• _Task instructions_: Provide a single number: the count of lines containing the string "relative".

• _Task input_:
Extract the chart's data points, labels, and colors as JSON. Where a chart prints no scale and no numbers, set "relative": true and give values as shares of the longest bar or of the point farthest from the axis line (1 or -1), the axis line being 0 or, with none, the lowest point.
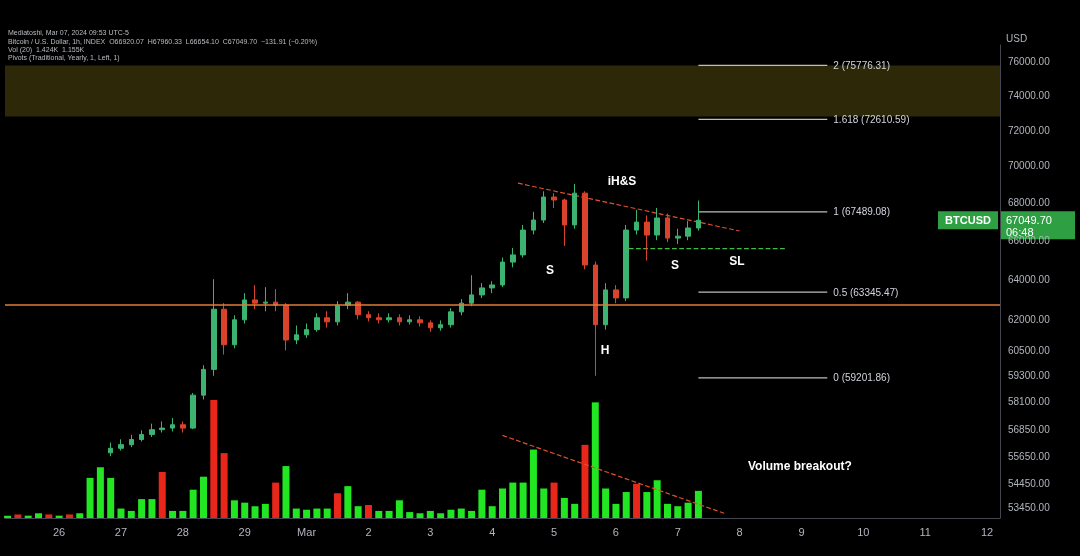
{
  "chart_data": [
    {
      "type": "candlestick",
      "title": "Bitcoin / U.S. Dollar, 1h, INDEX  O66920.07  H67960.33  L66654.10  C67049.70  −131.91 (−0.20%)",
      "ylabel": "USD",
      "annotations": [
        "Mediatoshi, Mar 07, 2024 09:53 UTC-5",
        "Pivots (Traditional, Yearly, 1, Left, 1)",
        "iH&S",
        "S",
        "H",
        "S",
        "SL",
        "BTCUSD",
        "67049.70",
        "06:48"
      ],
      "x": [
        "2024-02-26T20:00",
        "2024-02-27T00:00",
        "2024-02-27T04:00",
        "2024-02-27T08:00",
        "2024-02-27T12:00",
        "2024-02-27T16:00",
        "2024-02-27T20:00",
        "2024-02-28T00:00",
        "2024-02-28T04:00",
        "2024-02-28T08:00",
        "2024-02-28T12:00",
        "2024-02-28T16:00",
        "2024-02-28T20:00",
        "2024-02-29T00:00",
        "2024-02-29T04:00",
        "2024-02-29T08:00",
        "2024-02-29T12:00",
        "2024-02-29T16:00",
        "2024-02-29T20:00",
        "2024-03-01T00:00",
        "2024-03-01T04:00",
        "2024-03-01T08:00",
        "2024-03-01T12:00",
        "2024-03-01T16:00",
        "2024-03-01T20:00",
        "2024-03-02T00:00",
        "2024-03-02T04:00",
        "2024-03-02T08:00",
        "2024-03-02T12:00",
        "2024-03-02T16:00",
        "2024-03-02T20:00",
        "2024-03-03T00:00",
        "2024-03-03T04:00",
        "2024-03-03T08:00",
        "2024-03-03T12:00",
        "2024-03-03T16:00",
        "2024-03-03T20:00",
        "2024-03-04T00:00",
        "2024-03-04T04:00",
        "2024-03-04T08:00",
        "2024-03-04T12:00",
        "2024-03-04T16:00",
        "2024-03-04T20:00",
        "2024-03-05T00:00",
        "2024-03-05T04:00",
        "2024-03-05T08:00",
        "2024-03-05T12:00",
        "2024-03-05T16:00",
        "2024-03-05T20:00",
        "2024-03-06T00:00",
        "2024-03-06T04:00",
        "2024-03-06T08:00",
        "2024-03-06T12:00",
        "2024-03-06T16:00",
        "2024-03-06T20:00",
        "2024-03-07T00:00",
        "2024-03-07T04:00",
        "2024-03-07T08:00"
      ],
      "ohlc": [
        [
          55800,
          56250,
          55650,
          56000
        ],
        [
          56000,
          56400,
          55900,
          56160
        ],
        [
          56160,
          56600,
          56050,
          56390
        ],
        [
          56390,
          56800,
          56300,
          56610
        ],
        [
          56610,
          57100,
          56500,
          56830
        ],
        [
          56830,
          57200,
          56700,
          56900
        ],
        [
          56900,
          57350,
          56750,
          57050
        ],
        [
          57050,
          57200,
          56700,
          56900
        ],
        [
          56900,
          58500,
          56850,
          58400
        ],
        [
          58400,
          59800,
          58200,
          59600
        ],
        [
          59600,
          64000,
          59300,
          62500
        ],
        [
          62500,
          62800,
          60300,
          60770
        ],
        [
          60770,
          62200,
          60600,
          61980
        ],
        [
          61980,
          63300,
          61800,
          62960
        ],
        [
          62960,
          63700,
          62500,
          62800
        ],
        [
          62800,
          63600,
          62400,
          62850
        ],
        [
          62850,
          63500,
          62400,
          62700
        ],
        [
          62700,
          62800,
          60500,
          61000
        ],
        [
          61000,
          61700,
          60800,
          61250
        ],
        [
          61250,
          61800,
          61100,
          61500
        ],
        [
          61500,
          62300,
          61400,
          62080
        ],
        [
          62080,
          62400,
          61600,
          61880
        ],
        [
          61880,
          62900,
          61700,
          62700
        ],
        [
          62700,
          63300,
          62500,
          62850
        ],
        [
          62850,
          62900,
          62000,
          62230
        ],
        [
          62230,
          62400,
          61900,
          62080
        ],
        [
          62080,
          62300,
          61800,
          61980
        ],
        [
          61980,
          62300,
          61850,
          62080
        ],
        [
          62080,
          62250,
          61700,
          61880
        ],
        [
          61880,
          62200,
          61750,
          61980
        ],
        [
          61980,
          62150,
          61650,
          61830
        ],
        [
          61830,
          61950,
          61400,
          61590
        ],
        [
          61590,
          61950,
          61450,
          61740
        ],
        [
          61740,
          62550,
          61600,
          62370
        ],
        [
          62370,
          63000,
          62200,
          62800
        ],
        [
          62800,
          64200,
          62650,
          63210
        ],
        [
          63210,
          63800,
          63050,
          63560
        ],
        [
          63560,
          63900,
          63300,
          63710
        ],
        [
          63710,
          65100,
          63600,
          64870
        ],
        [
          64870,
          65600,
          64600,
          65240
        ],
        [
          65240,
          66800,
          65100,
          66530
        ],
        [
          66530,
          67500,
          66300,
          67060
        ],
        [
          67060,
          68600,
          66900,
          68290
        ],
        [
          68290,
          68500,
          67700,
          68130
        ],
        [
          68130,
          68200,
          65700,
          66800
        ],
        [
          66800,
          69000,
          66600,
          68500
        ],
        [
          68500,
          68600,
          64500,
          64720
        ],
        [
          64720,
          64900,
          59300,
          61740
        ],
        [
          61740,
          63800,
          61500,
          63460
        ],
        [
          63460,
          63700,
          62800,
          63060
        ],
        [
          63060,
          66800,
          62900,
          66530
        ],
        [
          66530,
          67600,
          66300,
          66950
        ],
        [
          66950,
          67300,
          64950,
          66270
        ],
        [
          66270,
          67700,
          66000,
          67170
        ],
        [
          67170,
          67400,
          65900,
          66110
        ],
        [
          66110,
          66600,
          65800,
          66210
        ],
        [
          66210,
          67000,
          66000,
          66640
        ],
        [
          66640,
          68100,
          66500,
          67049.7
        ]
      ],
      "colors": [
        "#3cb371",
        "#3cb371",
        "#3cb371",
        "#3cb371",
        "#3cb371",
        "#3cb371",
        "#3cb371",
        "#d9432b",
        "#3cb371",
        "#3cb371",
        "#3cb371",
        "#d9432b",
        "#3cb371",
        "#3cb371",
        "#d9432b",
        "#3cb371",
        "#d9432b",
        "#d9432b",
        "#3cb371",
        "#3cb371",
        "#3cb371",
        "#d9432b",
        "#3cb371",
        "#3cb371",
        "#d9432b",
        "#d9432b",
        "#d9432b",
        "#3cb371",
        "#d9432b",
        "#3cb371",
        "#d9432b",
        "#d9432b",
        "#3cb371",
        "#3cb371",
        "#3cb371",
        "#3cb371",
        "#3cb371",
        "#3cb371",
        "#3cb371",
        "#3cb371",
        "#3cb371",
        "#3cb371",
        "#3cb371",
        "#d9432b",
        "#d9432b",
        "#3cb371",
        "#d9432b",
        "#d9432b",
        "#3cb371",
        "#d9432b",
        "#3cb371",
        "#3cb371",
        "#d9432b",
        "#3cb371",
        "#d9432b",
        "#3cb371",
        "#3cb371",
        "#3cb371"
      ],
      "series": [
        {
          "type": "line",
          "x": [
            "2024-03-04T10:00",
            "2024-03-08T00:00"
          ],
          "values": [
            69040,
            66480
          ],
          "color": "#e0502f",
          "line_style": "dashed"
        },
        {
          "type": "line",
          "x": [
            "2024-03-06T05:00",
            "2024-03-08T18:00"
          ],
          "values": [
            65560,
            65560
          ],
          "color": "#3fbf3f",
          "line_style": "dashed"
        },
        {
          "type": "line",
          "name": "2 (75776.31)",
          "x": [
            "2024-03-07T08:00",
            "2024-03-09T10:00"
          ],
          "values": [
            75776.31,
            75776.31
          ],
          "color": "#bdbdbd",
          "line_style": "solid"
        },
        {
          "type": "line",
          "name": "1.618 (72610.59)",
          "x": [
            "2024-03-07T08:00",
            "2024-03-09T10:00"
          ],
          "values": [
            72610.59,
            72610.59
          ],
          "color": "#bdbdbd",
          "line_style": "solid"
        },
        {
          "type": "line",
          "name": "1 (67489.08)",
          "x": [
            "2024-03-07T08:00",
            "2024-03-09T10:00"
          ],
          "values": [
            67489.08,
            67489.08
          ],
          "color": "#bdbdbd",
          "line_style": "solid"
        },
        {
          "type": "line",
          "name": "0.5 (63345.47)",
          "x": [
            "2024-03-07T08:00",
            "2024-03-09T10:00"
          ],
          "values": [
            63345.47,
            63345.47
          ],
          "color": "#bdbdbd",
          "line_style": "solid"
        },
        {
          "type": "line",
          "name": "0 (59201.86)",
          "x": [
            "2024-03-07T08:00",
            "2024-03-09T10:00"
          ],
          "values": [
            59201.86,
            59201.86
          ],
          "color": "#bdbdbd",
          "line_style": "solid"
        }
      ],
      "ref_lines": [
        {
          "axis": "y",
          "value": 62720,
          "color": "#e07b39"
        }
      ],
      "bands": [
        {
          "axis": "y",
          "from": 72780,
          "to": 75760,
          "color": "#2c2808"
        }
      ],
      "xlim": [
        "2024-02-25T03:00",
        "2024-03-12T05:00"
      ],
      "ylim": [
        53000,
        77000
      ],
      "yticks": [
        {
          "value": 76000,
          "label": "76000.00"
        },
        {
          "value": 74000,
          "label": "74000.00"
        },
        {
          "value": 72000,
          "label": "72000.00"
        },
        {
          "value": 70000,
          "label": "70000.00"
        },
        {
          "value": 68000,
          "label": "68000.00"
        },
        {
          "value": 66000,
          "label": "66000.00"
        },
        {
          "value": 64000,
          "label": "64000.00"
        },
        {
          "value": 62000,
          "label": "62000.00"
        },
        {
          "value": 60500,
          "label": "60500.00"
        },
        {
          "value": 59300,
          "label": "59300.00"
        },
        {
          "value": 58100,
          "label": "58100.00"
        },
        {
          "value": 56850,
          "label": "56850.00"
        },
        {
          "value": 55650,
          "label": "55650.00"
        },
        {
          "value": 54450,
          "label": "54450.00"
        },
        {
          "value": 53450,
          "label": "53450.00"
        }
      ],
      "log": "y",
      "grid": false,
      "tick_labels": "y",
      "marker": "none"
    },
    {
      "type": "bar",
      "title": "Vol (20)  1.424K  1.155K",
      "relative": true,
      "annotations": [
        "Volume breakout?"
      ],
      "series": [
        {
          "x": [
            "2024-02-25T04:00",
            "2024-02-25T08:00",
            "2024-02-25T12:00",
            "2024-02-25T16:00",
            "2024-02-25T20:00",
            "2024-02-26T00:00",
            "2024-02-26T04:00",
            "2024-02-26T08:00",
            "2024-02-26T12:00",
            "2024-02-26T16:00",
            "2024-02-26T20:00",
            "2024-02-27T00:00",
            "2024-02-27T04:00",
            "2024-02-27T08:00",
            "2024-02-27T12:00",
            "2024-02-27T16:00",
            "2024-02-27T20:00",
            "2024-02-28T00:00",
            "2024-02-28T04:00",
            "2024-02-28T08:00",
            "2024-02-28T12:00",
            "2024-02-28T16:00",
            "2024-02-28T20:00",
            "2024-02-29T00:00",
            "2024-02-29T04:00",
            "2024-02-29T08:00",
            "2024-02-29T12:00",
            "2024-02-29T16:00",
            "2024-02-29T20:00",
            "2024-03-01T00:00",
            "2024-03-01T04:00",
            "2024-03-01T08:00",
            "2024-03-01T12:00",
            "2024-03-01T16:00",
            "2024-03-01T20:00",
            "2024-03-02T00:00",
            "2024-03-02T04:00",
            "2024-03-02T08:00",
            "2024-03-02T12:00",
            "2024-03-02T16:00",
            "2024-03-02T20:00",
            "2024-03-03T00:00",
            "2024-03-03T04:00",
            "2024-03-03T08:00",
            "2024-03-03T12:00",
            "2024-03-03T16:00",
            "2024-03-03T20:00",
            "2024-03-04T00:00",
            "2024-03-04T04:00",
            "2024-03-04T08:00",
            "2024-03-04T12:00",
            "2024-03-04T16:00",
            "2024-03-04T20:00",
            "2024-03-05T00:00",
            "2024-03-05T04:00",
            "2024-03-05T08:00",
            "2024-03-05T12:00",
            "2024-03-05T16:00",
            "2024-03-05T20:00",
            "2024-03-06T00:00",
            "2024-03-06T04:00",
            "2024-03-06T08:00",
            "2024-03-06T12:00",
            "2024-03-06T16:00",
            "2024-03-06T20:00",
            "2024-03-07T00:00",
            "2024-03-07T04:00",
            "2024-03-07T08:00"
          ],
          "values": [
            0.02,
            0.03,
            0.02,
            0.04,
            0.03,
            0.02,
            0.03,
            0.04,
            0.34,
            0.43,
            0.34,
            0.08,
            0.06,
            0.16,
            0.16,
            0.39,
            0.06,
            0.06,
            0.24,
            0.35,
            1,
            0.55,
            0.15,
            0.13,
            0.1,
            0.12,
            0.3,
            0.44,
            0.08,
            0.07,
            0.08,
            0.08,
            0.21,
            0.27,
            0.1,
            0.11,
            0.06,
            0.06,
            0.15,
            0.05,
            0.04,
            0.06,
            0.04,
            0.07,
            0.08,
            0.06,
            0.24,
            0.1,
            0.25,
            0.3,
            0.3,
            0.58,
            0.25,
            0.3,
            0.17,
            0.12,
            0.62,
            0.98,
            0.25,
            0.12,
            0.22,
            0.29,
            0.22,
            0.32,
            0.12,
            0.1,
            0.13,
            0.23
          ],
          "colors": [
            "#22e622",
            "#e8261a",
            "#22e622",
            "#22e622",
            "#e8261a",
            "#22e622",
            "#e8261a",
            "#22e622",
            "#22e622",
            "#22e622",
            "#22e622",
            "#22e622",
            "#22e622",
            "#22e622",
            "#22e622",
            "#e8261a",
            "#22e622",
            "#22e622",
            "#22e622",
            "#22e622",
            "#e8261a",
            "#e8261a",
            "#22e622",
            "#22e622",
            "#22e622",
            "#22e622",
            "#e8261a",
            "#22e622",
            "#22e622",
            "#22e622",
            "#22e622",
            "#22e622",
            "#e8261a",
            "#22e622",
            "#22e622",
            "#e8261a",
            "#22e622",
            "#22e622",
            "#22e622",
            "#22e622",
            "#22e622",
            "#22e622",
            "#22e622",
            "#22e622",
            "#22e622",
            "#22e622",
            "#22e622",
            "#22e622",
            "#22e622",
            "#22e622",
            "#22e622",
            "#22e622",
            "#22e622",
            "#e8261a",
            "#22e622",
            "#22e622",
            "#e8261a",
            "#22e622",
            "#22e622",
            "#22e622",
            "#22e622",
            "#e8261a",
            "#22e622",
            "#22e622",
            "#22e622",
            "#22e622",
            "#22e622",
            "#22e622"
          ]
        },
        {
          "type": "line",
          "x": [
            "2024-03-04T04:00",
            "2024-03-07T18:00"
          ],
          "values": [
            0.7,
            0.04
          ],
          "color": "#e0502f",
          "line_style": "dashed"
        }
      ],
      "xlim": [
        "2024-02-25T03:00",
        "2024-03-12T05:00"
      ],
      "xticks": [
        {
          "value": "2024-02-26",
          "label": "26"
        },
        {
          "value": "2024-02-27",
          "label": "27"
        },
        {
          "value": "2024-02-28",
          "label": "28"
        },
        {
          "value": "2024-02-29",
          "label": "29"
        },
        {
          "value": "2024-03-01",
          "label": "Mar"
        },
        {
          "value": "2024-03-02",
          "label": "2"
        },
        {
          "value": "2024-03-03",
          "label": "3"
        },
        {
          "value": "2024-03-04",
          "label": "4"
        },
        {
          "value": "2024-03-05",
          "label": "5"
        },
        {
          "value": "2024-03-06",
          "label": "6"
        },
        {
          "value": "2024-03-07",
          "label": "7"
        },
        {
          "value": "2024-03-08",
          "label": "8"
        },
        {
          "value": "2024-03-09",
          "label": "9"
        },
        {
          "value": "2024-03-10",
          "label": "10"
        },
        {
          "value": "2024-03-11",
          "label": "11"
        },
        {
          "value": "2024-03-12",
          "label": "12"
        }
      ],
      "grid": false,
      "tick_labels": "x",
      "marker": "none"
    }
  ]
}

• _Output below_: 2